I’ve been involved with MP3s since early 1997. At the time, I was composing music in the Amiga .MOD format, an early software wavetable synthesis system, and I was talking with a friend about it. He asked me if I had released anything in “MP3” format. I had not; I didn’t know what an MP3 was! So I surfed the Web that night looking for information about this new format. (As it turned out later, MP3s are not new at all, but we’ll get to this.) I found a few scattered websites with sparse information on the topic, making allusions to this way of compressing sound. I managed to find an audio player and a few MP3 files and I clicked “Play.” I was absolutely blown away by what then happened. Music started playing from my speakers that sounded like it came from a CD. I had downloaded a small file from someone else’s server that was now playing absolutely gorgeous music from my computer. I was dumbfounded by the implications: you didn’t need to be able to hold a piece of music to hear it; you could share music with friends without giving it up yourself; record stores were no longer necessary!

» DIRECTIONS: Pick up the account of discovering MP3s in 1997 right after its last sentence and write the next paragraph in the same first-person voice.

» SOURCE MATERIAL:
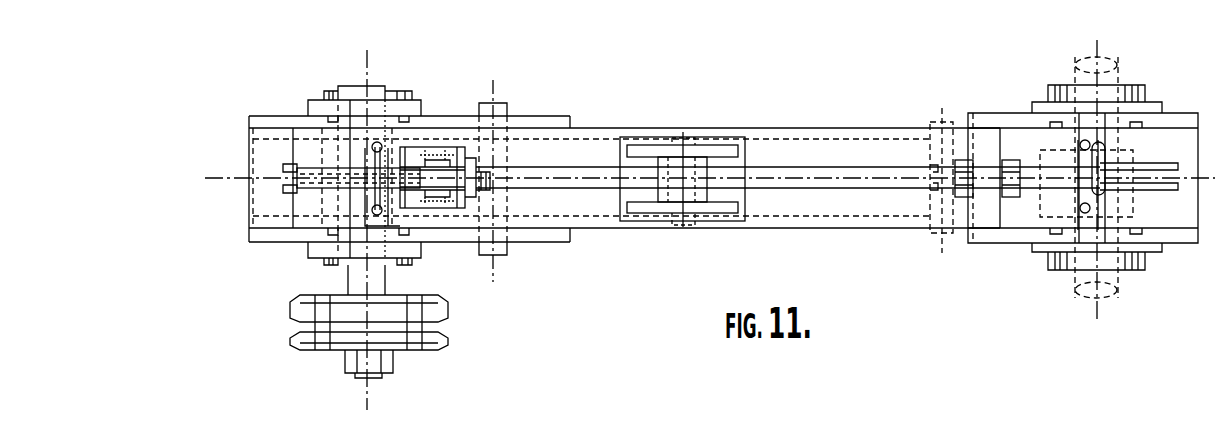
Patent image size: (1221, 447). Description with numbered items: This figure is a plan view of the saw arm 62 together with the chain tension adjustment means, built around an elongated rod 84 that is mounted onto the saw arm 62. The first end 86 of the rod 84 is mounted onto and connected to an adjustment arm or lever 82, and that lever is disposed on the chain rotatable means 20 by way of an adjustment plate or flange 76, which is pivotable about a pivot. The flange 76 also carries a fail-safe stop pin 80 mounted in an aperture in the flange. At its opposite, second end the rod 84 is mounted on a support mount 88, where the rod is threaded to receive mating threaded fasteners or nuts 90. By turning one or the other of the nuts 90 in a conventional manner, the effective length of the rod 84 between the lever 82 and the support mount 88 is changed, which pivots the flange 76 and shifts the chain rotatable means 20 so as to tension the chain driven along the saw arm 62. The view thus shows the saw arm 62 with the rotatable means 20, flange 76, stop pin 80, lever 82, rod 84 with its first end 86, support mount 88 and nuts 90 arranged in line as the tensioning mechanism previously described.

» SOLVED EXERCISE:
I wanted to share this discovery with everyone. I showed it to everyone in my dorm, and people were soon blasting their freshly downloaded music out of their stereos. In late February 1997, I set up a website that explained what the format was in clear and straightforward terms (possibly the first such explanation on the web), had links to all of the latest players (about 15 or so), encoders, and other MP3 sites, and I also put up 120 of my favorite songs from other sites to demonstrate the quality of the format. There were around a dozen other MP3 websites at the time, so I sent off emails to the webmasters to introduce myself. One guy had to take down his website due to the amount of traffic he was getting, so I suggested for him to redirect visitors to my site. I watched my site traffic go from 5 hits per hour to over 100 hits per hour the minute he put the code on his site. I was, naturally, quite excited. I now had a popular website! I tweaked the server to focus on web serving and put a realtime graphic on the screen to show how many people were currently on the site. At night, I learned to go to sleep to the throbbing and clicking of the hard drive. I hope my roommate did, too, God bless his soul. This went on for about a week and a half. Then I got two phone calls.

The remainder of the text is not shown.